Scan the data below for the string "ANTIPSICÓTICOS". Copy every line where it appears.

+++

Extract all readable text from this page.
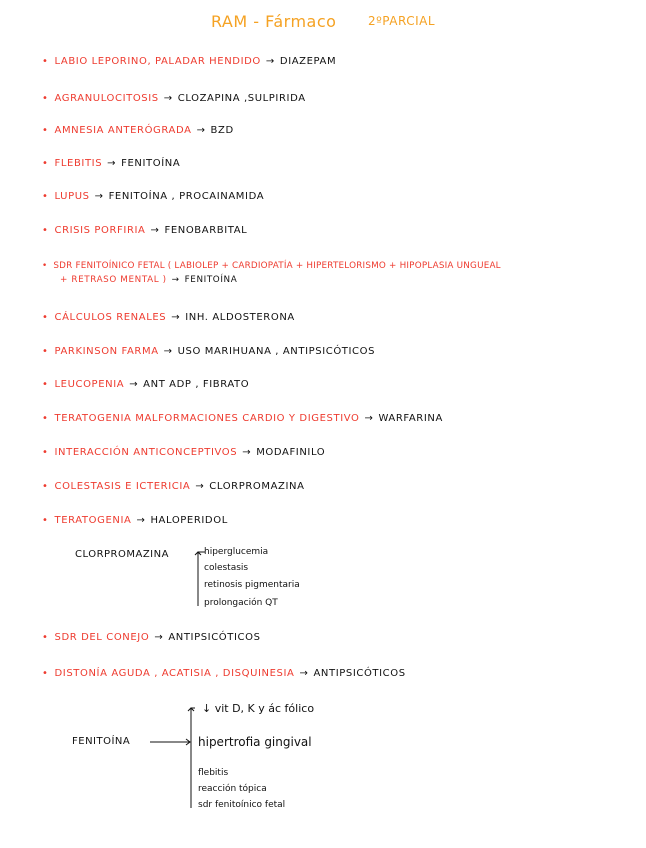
RAM - Fármaco	2ºPARCIAL
• LABIO LEPORINO, PALADAR HENDIDO → DIAZEPAM
• AGRANULOCITOSIS → CLOZAPINA ,SULPIRIDA
• AMNESIA ANTERÓGRADA → BZD
• FLEBITIS → FENITOÍNA
• LUPUS → FENITOÍNA , PROCAINAMIDA
• CRISIS PORFIRIA → FENOBARBITAL
• SDR FENITOÍNICO FETAL ( LABIOLEP + CARDIOPATÍA + HIPERTELORISMO + HIPOPLASIA UNGUEAL
+ RETRASO MENTAL ) → FENITOÍNA
• CÁLCULOS RENALES → INH. ALDOSTERONA
• PARKINSON FARMA → USO MARIHUANA , ANTIPSICÓTICOS
• LEUCOPENIA → ANT ADP , FIBRATO
• TERATOGENIA MALFORMACIONES CARDIO Y DIGESTIVO → WARFARINA
• INTERACCIÓN ANTICONCEPTIVOS → MODAFINILO
• COLESTASIS E ICTERICIA → CLORPROMAZINA
• TERATOGENIA → HALOPERIDOL
CLORPROMAZINA	hiperglucemia
colestasis
retinosis pigmentaria
prolongación QT
• SDR DEL CONEJO → ANTIPSICÓTICOS
• DISTONÍA AGUDA , ACATISIA , DISQUINESIA → ANTIPSICÓTICOS
FENITOÍNA
↓ vit D, K y ác fólico
hipertrofia gingival
flebitis
reacción tópica
sdr fenitoínico fetal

+++

__Solution for this exercise__
• PARKINSON FARMA → USO MARIHUANA , ANTIPSICÓTICOS
• SDR DEL CONEJO → ANTIPSICÓTICOS
• DISTONÍA AGUDA , ACATISIA , DISQUINESIA → ANTIPSICÓTICOS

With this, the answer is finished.